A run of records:
'''
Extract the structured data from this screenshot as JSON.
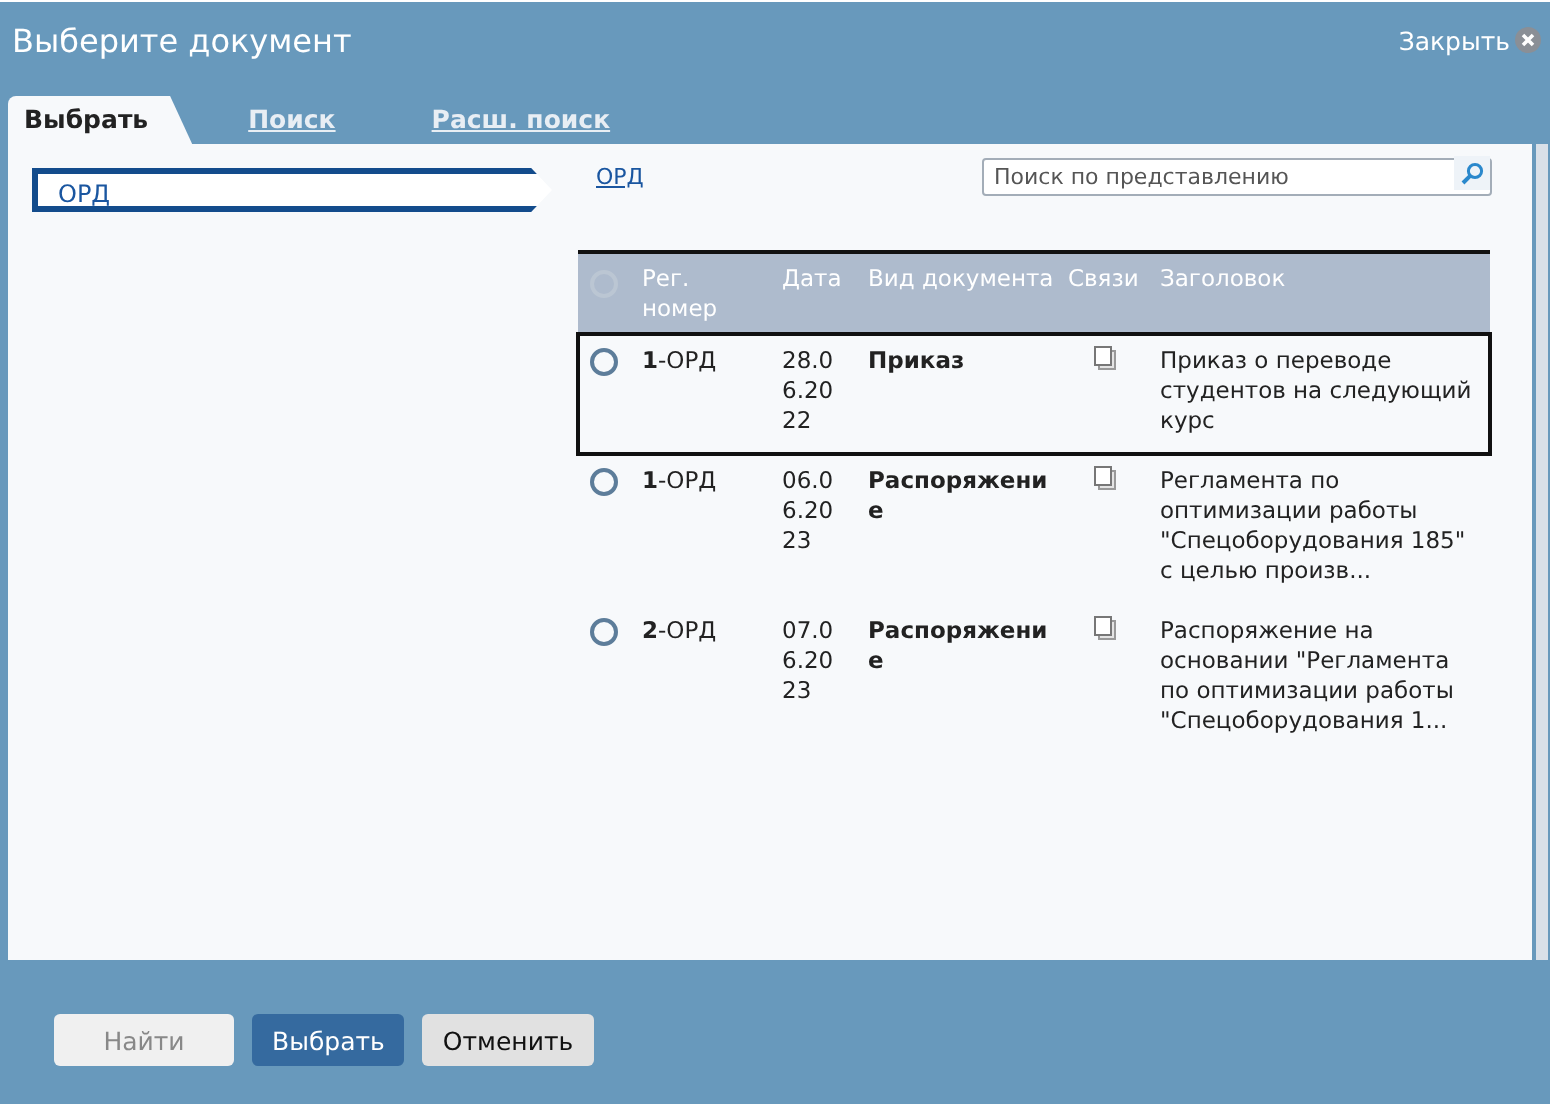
{
  "window": {
    "title": "Выберите документ",
    "close_label": "Закрыть"
  },
  "tabs": [
    {
      "label": "Выбрать",
      "selected": true
    },
    {
      "label": "Поиск",
      "selected": false
    },
    {
      "label": "Расш. поиск",
      "selected": false
    }
  ],
  "breadcrumb": {
    "label": "ОРД"
  },
  "path_link": "ОРД",
  "search": {
    "placeholder": "Поиск по представлению"
  },
  "table": {
    "select_all": {
      "disabled": true
    },
    "columns": [
      "Рег. номер",
      "Дата",
      "Вид документа",
      "Связи",
      "Заголовок"
    ],
    "rows": [
      {
        "selected": true,
        "checked": false,
        "reg_number": "**1**-ОРД",
        "date": "28.06.2022",
        "doc_type": "Приказ",
        "title": "Приказ о переводе студентов на следующий курс"
      },
      {
        "selected": false,
        "checked": false,
        "reg_number": "**1**-ОРД",
        "date": "06.06.2023",
        "doc_type": "Распоряжение",
        "title": "Регламента по оптимизации работы \"Спецоборудования 185\" с целью произв..."
      },
      {
        "selected": false,
        "checked": false,
        "reg_number": "**2**-ОРД",
        "date": "07.06.2023",
        "doc_type": "Распоряжение",
        "title": "Распоряжение на основании \"Регламента по оптимизации работы \"Спецоборудования 1..."
      }
    ]
  },
  "buttons": [
    {
      "label": "Найти",
      "kind": "plain",
      "disabled": true
    },
    {
      "label": "Выбрать",
      "kind": "primary",
      "disabled": false
    },
    {
      "label": "Отменить",
      "kind": "plain",
      "disabled": false
    }
  ]
}
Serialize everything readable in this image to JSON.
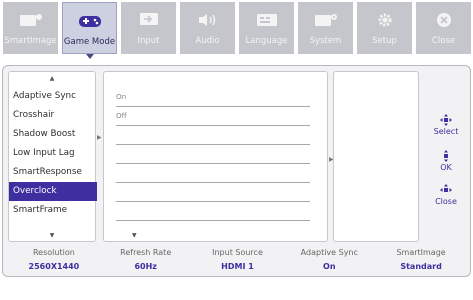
{
  "tabs": [
    {
      "label": "SmartImage",
      "icon": "smartimage-icon",
      "active": false
    },
    {
      "label": "Game Mode",
      "icon": "gamepad-icon",
      "active": true
    },
    {
      "label": "Input",
      "icon": "input-icon",
      "active": false
    },
    {
      "label": "Audio",
      "icon": "speaker-icon",
      "active": false
    },
    {
      "label": "Language",
      "icon": "language-icon",
      "active": false
    },
    {
      "label": "System",
      "icon": "system-icon",
      "active": false
    },
    {
      "label": "Setup",
      "icon": "gear-icon",
      "active": false
    },
    {
      "label": "Close",
      "icon": "close-icon",
      "active": false
    }
  ],
  "menu": {
    "items": [
      "Adaptive Sync",
      "Crosshair",
      "Shadow Boost",
      "Low Input Lag",
      "SmartResponse",
      "Overclock",
      "SmartFrame"
    ],
    "selected": "Overclock"
  },
  "submenu": {
    "values": [
      "On",
      "Off",
      "",
      "",
      "",
      "",
      ""
    ]
  },
  "controls": {
    "select": "Select",
    "ok": "OK",
    "close": "Close"
  },
  "status": [
    {
      "label": "Resolution",
      "value": "2560X1440"
    },
    {
      "label": "Refresh Rate",
      "value": "60Hz"
    },
    {
      "label": "Input Source",
      "value": "HDMI 1"
    },
    {
      "label": "Adaptive Sync",
      "value": "On"
    },
    {
      "label": "SmartImage",
      "value": "Standard"
    }
  ],
  "colors": {
    "accent": "#3d2fa0",
    "tab_bg": "#c4c6cb"
  }
}
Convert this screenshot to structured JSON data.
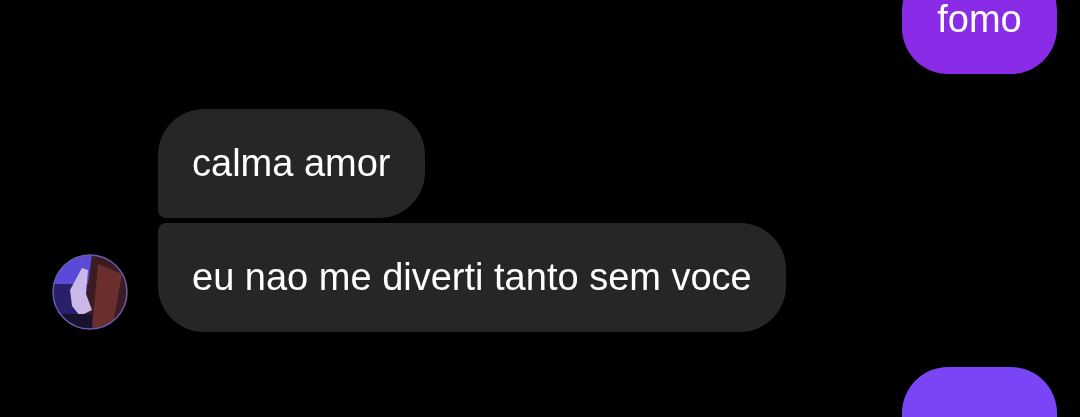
'''
* **What to produce**: Write out the whole listing exactly, and drop the pictures.

* **Problem solution**:
Extract the structured data from this screenshot as JSON.
{
  "window": {
    "title": "Выберите документ",
    "close_label": "Закрыть"
  },
  "tabs": [
    {
      "label": "Выбрать",
      "selected": true
    },
    {
      "label": "Поиск",
      "selected": false
    },
    {
      "label": "Расш. поиск",
      "selected": false
    }
  ],
  "breadcrumb": {
    "label": "ОРД"
  },
  "path_link": "ОРД",
  "search": {
    "placeholder": "Поиск по представлению"
  },
  "table": {
    "select_all": {
      "disabled": true
    },
    "columns": [
      "Рег. номер",
      "Дата",
      "Вид документа",
      "Связи",
      "Заголовок"
    ],
    "rows": [
      {
        "selected": true,
        "checked": false,
        "reg_number": "**1**-ОРД",
        "date": "28.06.2022",
        "doc_type": "Приказ",
        "title": "Приказ о переводе студентов на следующий курс"
      },
      {
        "selected": false,
        "checked": false,
        "reg_number": "**1**-ОРД",
        "date": "06.06.2023",
        "doc_type": "Распоряжение",
        "title": "Регламента по оптимизации работы \"Спецоборудования 185\" с целью произв..."
      },
      {
        "selected": false,
        "checked": false,
        "reg_number": "**2**-ОРД",
        "date": "07.06.2023",
        "doc_type": "Распоряжение",
        "title": "Распоряжение на основании \"Регламента по оптимизации работы \"Спецоборудования 1..."
      }
    ]
  },
  "buttons": [
    {
      "label": "Найти",
      "kind": "plain",
      "disabled": true
    },
    {
      "label": "Выбрать",
      "kind": "primary",
      "disabled": false
    },
    {
      "label": "Отменить",
      "kind": "plain",
      "disabled": false
    }
  ]
}
Serialize everything readable in this image to JSON.
{
  "tabs": [
    {
      "label": "SmartImage",
      "icon": "smartimage-icon",
      "active": false
    },
    {
      "label": "Game Mode",
      "icon": "gamepad-icon",
      "active": true
    },
    {
      "label": "Input",
      "icon": "input-icon",
      "active": false
    },
    {
      "label": "Audio",
      "icon": "speaker-icon",
      "active": false
    },
    {
      "label": "Language",
      "icon": "language-icon",
      "active": false
    },
    {
      "label": "System",
      "icon": "system-icon",
      "active": false
    },
    {
      "label": "Setup",
      "icon": "gear-icon",
      "active": false
    },
    {
      "label": "Close",
      "icon": "close-icon",
      "active": false
    }
  ],
  "menu": {
    "items": [
      "Adaptive Sync",
      "Crosshair",
      "Shadow Boost",
      "Low Input Lag",
      "SmartResponse",
      "Overclock",
      "SmartFrame"
    ],
    "selected": "Overclock"
  },
  "submenu": {
    "values": [
      "On",
      "Off",
      "",
      "",
      "",
      "",
      ""
    ]
  },
  "controls": {
    "select": "Select",
    "ok": "OK",
    "close": "Close"
  },
  "status": [
    {
      "label": "Resolution",
      "value": "2560X1440"
    },
    {
      "label": "Refresh Rate",
      "value": "60Hz"
    },
    {
      "label": "Input Source",
      "value": "HDMI 1"
    },
    {
      "label": "Adaptive Sync",
      "value": "On"
    },
    {
      "label": "SmartImage",
      "value": "Standard"
    }
  ],
  "colors": {
    "accent": "#3d2fa0",
    "tab_bg": "#c4c6cb"
  }
}
Convert this screenshot to structured JSON data.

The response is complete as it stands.